Problem to work on: In your copy, reproduce the entries exactly as they are, minus the images.

** Begin **

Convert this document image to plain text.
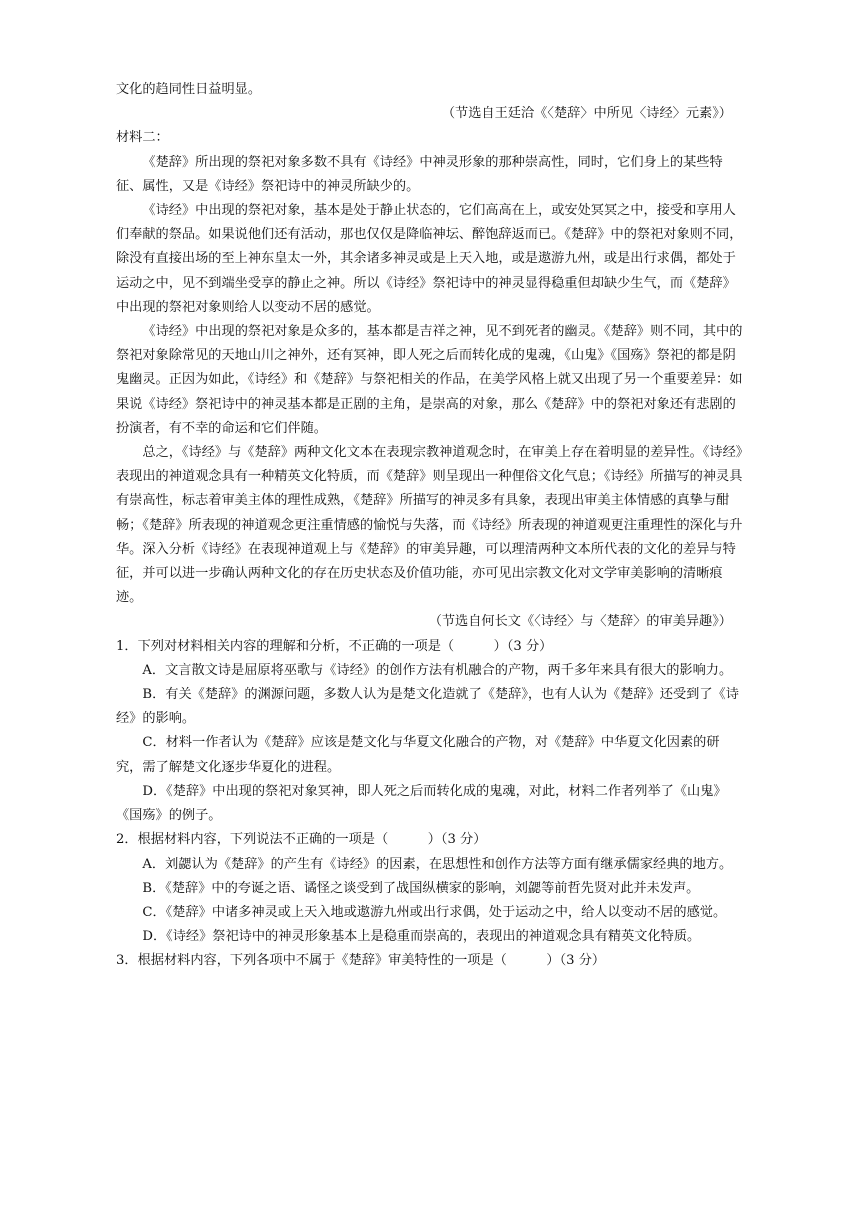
文化的趋同性日益明显。

（节选自王廷洽《〈楚辞〉中所见〈诗经〉元素》）

材料二：

《楚辞》所出现的祭祀对象多数不具有《诗经》中神灵形象的那种崇高性，同时，它们身上的某些特征、属性，又是《诗经》祭祀诗中的神灵所缺少的。

《诗经》中出现的祭祀对象，基本是处于静止状态的，它们高高在上，或安处冥冥之中，接受和享用人们奉献的祭品。如果说他们还有活动，那也仅仅是降临神坛、醉饱辞返而已。《楚辞》中的祭祀对象则不同，除没有直接出场的至上神东皇太一外，其余诸多神灵或是上天入地，或是遨游九州，或是出行求偶，都处于运动之中，见不到端坐受享的静止之神。所以《诗经》祭祀诗中的神灵显得稳重但却缺少生气，而《楚辞》中出现的祭祀对象则给人以变动不居的感觉。

《诗经》中出现的祭祀对象是众多的，基本都是吉祥之神，见不到死者的幽灵。《楚辞》则不同，其中的祭祀对象除常见的天地山川之神外，还有冥神，即人死之后而转化成的鬼魂，《山鬼》《国殇》祭祀的都是阴鬼幽灵。正因为如此，《诗经》和《楚辞》与祭祀相关的作品，在美学风格上就又出现了另一个重要差异：如果说《诗经》祭祀诗中的神灵基本都是正剧的主角，是崇高的对象，那么《楚辞》中的祭祀对象还有悲剧的扮演者，有不幸的命运和它们伴随。

总之，《诗经》与《楚辞》两种文化文本在表现宗教神道观念时，在审美上存在着明显的差异性。《诗经》表现出的神道观念具有一种精英文化特质，而《楚辞》则呈现出一种俚俗文化气息；《诗经》所描写的神灵具有崇高性，标志着审美主体的理性成熟，《楚辞》所描写的神灵多有具象，表现出审美主体情感的真挚与酣畅；《楚辞》所表现的神道观念更注重情感的愉悦与失落，而《诗经》所表现的神道观更注重理性的深化与升华。深入分析《诗经》在表现神道观上与《楚辞》的审美异趣，可以理清两种文本所代表的文化的差异与特征，并可以进一步确认两种文化的存在历史状态及价值功能，亦可见出宗教文化对文学审美影响的清晰痕迹。

（节选自何长文《〈诗经〉与〈楚辞〉的审美异趣》）

1．下列对材料相关内容的理解和分析，不正确的一项是（　　　）（3 分）

A．文言散文诗是屈原将巫歌与《诗经》的创作方法有机融合的产物，两千多年来具有很大的影响力。

B．有关《楚辞》的渊源问题，多数人认为是楚文化造就了《楚辞》，也有人认为《楚辞》还受到了《诗经》的影响。

C．材料一作者认为《楚辞》应该是楚文化与华夏文化融合的产物，对《楚辞》中华夏文化因素的研究，需了解楚文化逐步华夏化的进程。

D．《楚辞》中出现的祭祀对象冥神，即人死之后而转化成的鬼魂，对此，材料二作者列举了《山鬼》《国殇》的例子。

2．根据材料内容，下列说法不正确的一项是（　　　）（3 分）

A．刘勰认为《楚辞》的产生有《诗经》的因素，在思想性和创作方法等方面有继承儒家经典的地方。

B．《楚辞》中的夸诞之语、谲怪之谈受到了战国纵横家的影响，刘勰等前哲先贤对此并未发声。

C．《楚辞》中诸多神灵或上天入地或遨游九州或出行求偶，处于运动之中，给人以变动不居的感觉。

D．《诗经》祭祀诗中的神灵形象基本上是稳重而崇高的，表现出的神道观念具有精英文化特质。

3．根据材料内容，下列各项中不属于《楚辞》审美特性的一项是（　　　）（3 分）
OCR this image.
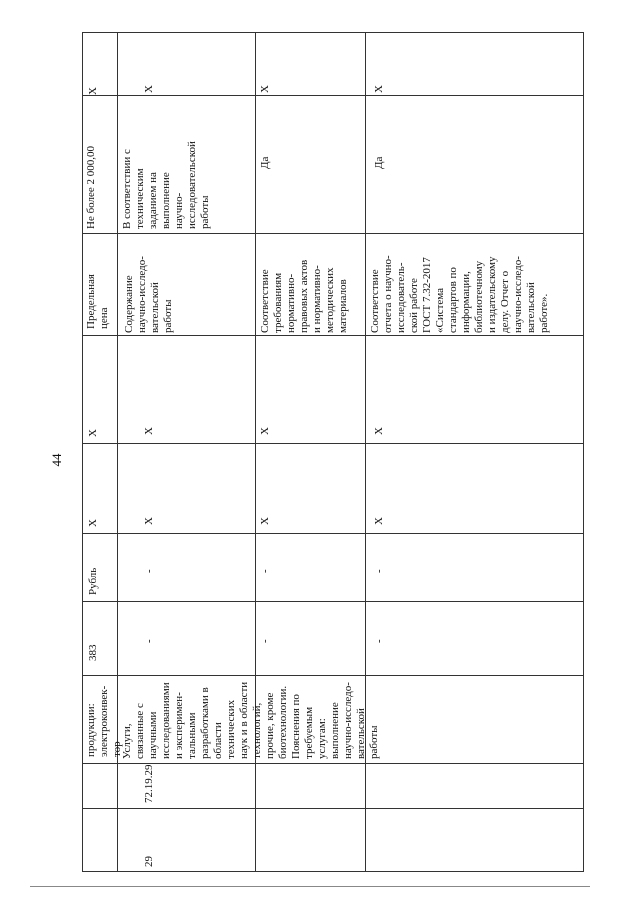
44
X
Не более 2 000,00
Предельная
цена
X
X
Рубль
383
продукции:
электроконвек-
тор
29
72.19.29
Услуги,
связанные с
научными
исследованиями
и эксперимен-
тальными
разработками в
области
технических
наук и в области
технологий,
прочие, кроме
биотехнологии.
Пояснения по
требуемым
услугам:
выполнение
научно-исследо-
вательской
работы
-
-
X
X
Содержание
научно-исследо-
вательской
работы
В соответствии с
техническим
заданием на
выполнение
научно-
исследовательской
работы
X
-
-
X
X
Соответствие
требованиям
нормативно-
правовых актов
и нормативно-
методических
материалов
Да
X
-
-
X
X
Соответствие
отчета о научно-
исследователь-
ской работе
ГОСТ 7.32-2017
«Система
стандартов по
информации,
библиотечному
и издательскому
делу. Отчет о
научно-исследо-
вательской
работе».
Да
X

** End **

Task answer:
Convert this document image to plain text.
文化的趋同性日益明显。

（节选自王廷洽《〈楚辞〉中所见〈诗经〉元素》）

材料二：

《楚辞》所出现的祭祀对象多数不具有《诗经》中神灵形象的那种崇高性，同时，它们身上的某些特征、属性，又是《诗经》祭祀诗中的神灵所缺少的。

《诗经》中出现的祭祀对象，基本是处于静止状态的，它们高高在上，或安处冥冥之中，接受和享用人们奉献的祭品。如果说他们还有活动，那也仅仅是降临神坛、醉饱辞返而已。《楚辞》中的祭祀对象则不同，除没有直接出场的至上神东皇太一外，其余诸多神灵或是上天入地，或是遨游九州，或是出行求偶，都处于运动之中，见不到端坐受享的静止之神。所以《诗经》祭祀诗中的神灵显得稳重但却缺少生气，而《楚辞》中出现的祭祀对象则给人以变动不居的感觉。

《诗经》中出现的祭祀对象是众多的，基本都是吉祥之神，见不到死者的幽灵。《楚辞》则不同，其中的祭祀对象除常见的天地山川之神外，还有冥神，即人死之后而转化成的鬼魂，《山鬼》《国殇》祭祀的都是阴鬼幽灵。正因为如此，《诗经》和《楚辞》与祭祀相关的作品，在美学风格上就又出现了另一个重要差异：如果说《诗经》祭祀诗中的神灵基本都是正剧的主角，是崇高的对象，那么《楚辞》中的祭祀对象还有悲剧的扮演者，有不幸的命运和它们伴随。

总之，《诗经》与《楚辞》两种文化文本在表现宗教神道观念时，在审美上存在着明显的差异性。《诗经》表现出的神道观念具有一种精英文化特质，而《楚辞》则呈现出一种俚俗文化气息；《诗经》所描写的神灵具有崇高性，标志着审美主体的理性成熟，《楚辞》所描写的神灵多有具象，表现出审美主体情感的真挚与酣畅；《楚辞》所表现的神道观念更注重情感的愉悦与失落，而《诗经》所表现的神道观更注重理性的深化与升华。深入分析《诗经》在表现神道观上与《楚辞》的审美异趣，可以理清两种文本所代表的文化的差异与特征，并可以进一步确认两种文化的存在历史状态及价值功能，亦可见出宗教文化对文学审美影响的清晰痕迹。

（节选自何长文《〈诗经〉与〈楚辞〉的审美异趣》）

1．下列对材料相关内容的理解和分析，不正确的一项是（　　　）（3 分）

A．文言散文诗是屈原将巫歌与《诗经》的创作方法有机融合的产物，两千多年来具有很大的影响力。

B．有关《楚辞》的渊源问题，多数人认为是楚文化造就了《楚辞》，也有人认为《楚辞》还受到了《诗经》的影响。

C．材料一作者认为《楚辞》应该是楚文化与华夏文化融合的产物，对《楚辞》中华夏文化因素的研究，需了解楚文化逐步华夏化的进程。

D．《楚辞》中出现的祭祀对象冥神，即人死之后而转化成的鬼魂，对此，材料二作者列举了《山鬼》《国殇》的例子。

2．根据材料内容，下列说法不正确的一项是（　　　）（3 分）

A．刘勰认为《楚辞》的产生有《诗经》的因素，在思想性和创作方法等方面有继承儒家经典的地方。

B．《楚辞》中的夸诞之语、谲怪之谈受到了战国纵横家的影响，刘勰等前哲先贤对此并未发声。

C．《楚辞》中诸多神灵或上天入地或遨游九州或出行求偶，处于运动之中，给人以变动不居的感觉。

D．《诗经》祭祀诗中的神灵形象基本上是稳重而崇高的，表现出的神道观念具有精英文化特质。

3．根据材料内容，下列各项中不属于《楚辞》审美特性的一项是（　　　）（3 分）
OCR this image.
44
X
Не более 2 000,00
Предельная
цена
X
X
Рубль
383
продукции:
электроконвек-
тор
29
72.19.29
Услуги,
связанные с
научными
исследованиями
и эксперимен-
тальными
разработками в
области
технических
наук и в области
технологий,
прочие, кроме
биотехнологии.
Пояснения по
требуемым
услугам:
выполнение
научно-исследо-
вательской
работы
-
-
X
X
Содержание
научно-исследо-
вательской
работы
В соответствии с
техническим
заданием на
выполнение
научно-
исследовательской
работы
X
-
-
X
X
Соответствие
требованиям
нормативно-
правовых актов
и нормативно-
методических
материалов
Да
X
-
-
X
X
Соответствие
отчета о научно-
исследователь-
ской работе
ГОСТ 7.32-2017
«Система
стандартов по
информации,
библиотечному
и издательскому
делу. Отчет о
научно-исследо-
вательской
работе».
Да
X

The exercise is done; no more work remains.